Stored records:
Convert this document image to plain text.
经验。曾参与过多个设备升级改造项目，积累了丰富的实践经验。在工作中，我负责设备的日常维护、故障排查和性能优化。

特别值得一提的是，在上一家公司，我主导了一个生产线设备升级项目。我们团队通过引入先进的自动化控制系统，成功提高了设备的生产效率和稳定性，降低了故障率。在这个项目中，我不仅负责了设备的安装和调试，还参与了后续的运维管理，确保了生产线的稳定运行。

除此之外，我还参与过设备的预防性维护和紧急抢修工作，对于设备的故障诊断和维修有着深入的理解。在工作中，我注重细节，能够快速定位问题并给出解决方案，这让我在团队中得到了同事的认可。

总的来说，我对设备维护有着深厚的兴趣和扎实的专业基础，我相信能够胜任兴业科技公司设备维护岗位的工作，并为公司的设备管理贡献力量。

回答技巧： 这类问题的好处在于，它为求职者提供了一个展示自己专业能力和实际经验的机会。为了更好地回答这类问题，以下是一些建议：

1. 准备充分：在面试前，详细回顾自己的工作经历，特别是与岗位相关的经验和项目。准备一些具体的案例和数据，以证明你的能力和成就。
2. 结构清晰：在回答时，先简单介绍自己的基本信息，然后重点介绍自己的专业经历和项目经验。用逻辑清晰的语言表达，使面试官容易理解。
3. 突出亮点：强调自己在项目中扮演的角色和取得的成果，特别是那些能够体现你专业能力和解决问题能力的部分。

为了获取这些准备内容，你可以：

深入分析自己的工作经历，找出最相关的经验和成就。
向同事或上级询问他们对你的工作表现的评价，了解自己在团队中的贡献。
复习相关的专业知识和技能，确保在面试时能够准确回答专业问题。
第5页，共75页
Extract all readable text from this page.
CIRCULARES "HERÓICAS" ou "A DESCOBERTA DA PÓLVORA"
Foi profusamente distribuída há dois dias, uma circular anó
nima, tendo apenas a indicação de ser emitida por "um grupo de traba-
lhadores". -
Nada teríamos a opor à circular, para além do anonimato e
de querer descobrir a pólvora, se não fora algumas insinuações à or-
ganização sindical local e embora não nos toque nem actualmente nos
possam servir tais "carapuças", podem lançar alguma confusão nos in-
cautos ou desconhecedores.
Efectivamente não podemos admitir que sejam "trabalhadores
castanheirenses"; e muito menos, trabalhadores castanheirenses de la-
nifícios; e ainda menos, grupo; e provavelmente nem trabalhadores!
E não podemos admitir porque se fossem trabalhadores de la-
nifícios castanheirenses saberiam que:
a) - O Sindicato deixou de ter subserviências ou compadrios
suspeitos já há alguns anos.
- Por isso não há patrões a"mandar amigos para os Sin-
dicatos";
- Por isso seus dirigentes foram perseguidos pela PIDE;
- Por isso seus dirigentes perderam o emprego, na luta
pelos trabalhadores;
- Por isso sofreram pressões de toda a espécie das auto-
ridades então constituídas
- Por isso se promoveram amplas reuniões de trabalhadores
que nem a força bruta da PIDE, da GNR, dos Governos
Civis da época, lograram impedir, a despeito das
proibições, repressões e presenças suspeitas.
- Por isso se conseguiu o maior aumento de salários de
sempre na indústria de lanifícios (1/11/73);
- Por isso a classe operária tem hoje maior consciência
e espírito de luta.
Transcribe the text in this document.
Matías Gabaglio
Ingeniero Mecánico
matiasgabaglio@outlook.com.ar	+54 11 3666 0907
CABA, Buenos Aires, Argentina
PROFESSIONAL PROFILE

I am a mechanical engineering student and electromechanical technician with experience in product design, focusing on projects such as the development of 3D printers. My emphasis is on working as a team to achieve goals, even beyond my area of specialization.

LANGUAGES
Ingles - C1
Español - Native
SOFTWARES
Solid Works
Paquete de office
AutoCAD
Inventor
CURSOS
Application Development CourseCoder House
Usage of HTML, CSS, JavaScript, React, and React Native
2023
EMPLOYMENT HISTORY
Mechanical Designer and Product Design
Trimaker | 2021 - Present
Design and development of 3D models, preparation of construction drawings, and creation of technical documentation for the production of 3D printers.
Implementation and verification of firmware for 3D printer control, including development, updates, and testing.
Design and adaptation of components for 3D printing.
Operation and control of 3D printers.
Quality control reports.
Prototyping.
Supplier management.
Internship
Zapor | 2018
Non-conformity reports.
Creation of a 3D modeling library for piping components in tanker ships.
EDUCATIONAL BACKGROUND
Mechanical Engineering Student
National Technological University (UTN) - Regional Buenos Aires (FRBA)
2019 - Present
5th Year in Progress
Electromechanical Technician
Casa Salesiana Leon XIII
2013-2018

TASK TO COMPLETE
List every line from the entries above in which "menos" appears.

WRITTEN RESPONSE
castanheirenses"; e muito menos, trabalhadores castanheirenses de la-
nifícios; e ainda menos, grupo; e provavelmente nem trabalhadores!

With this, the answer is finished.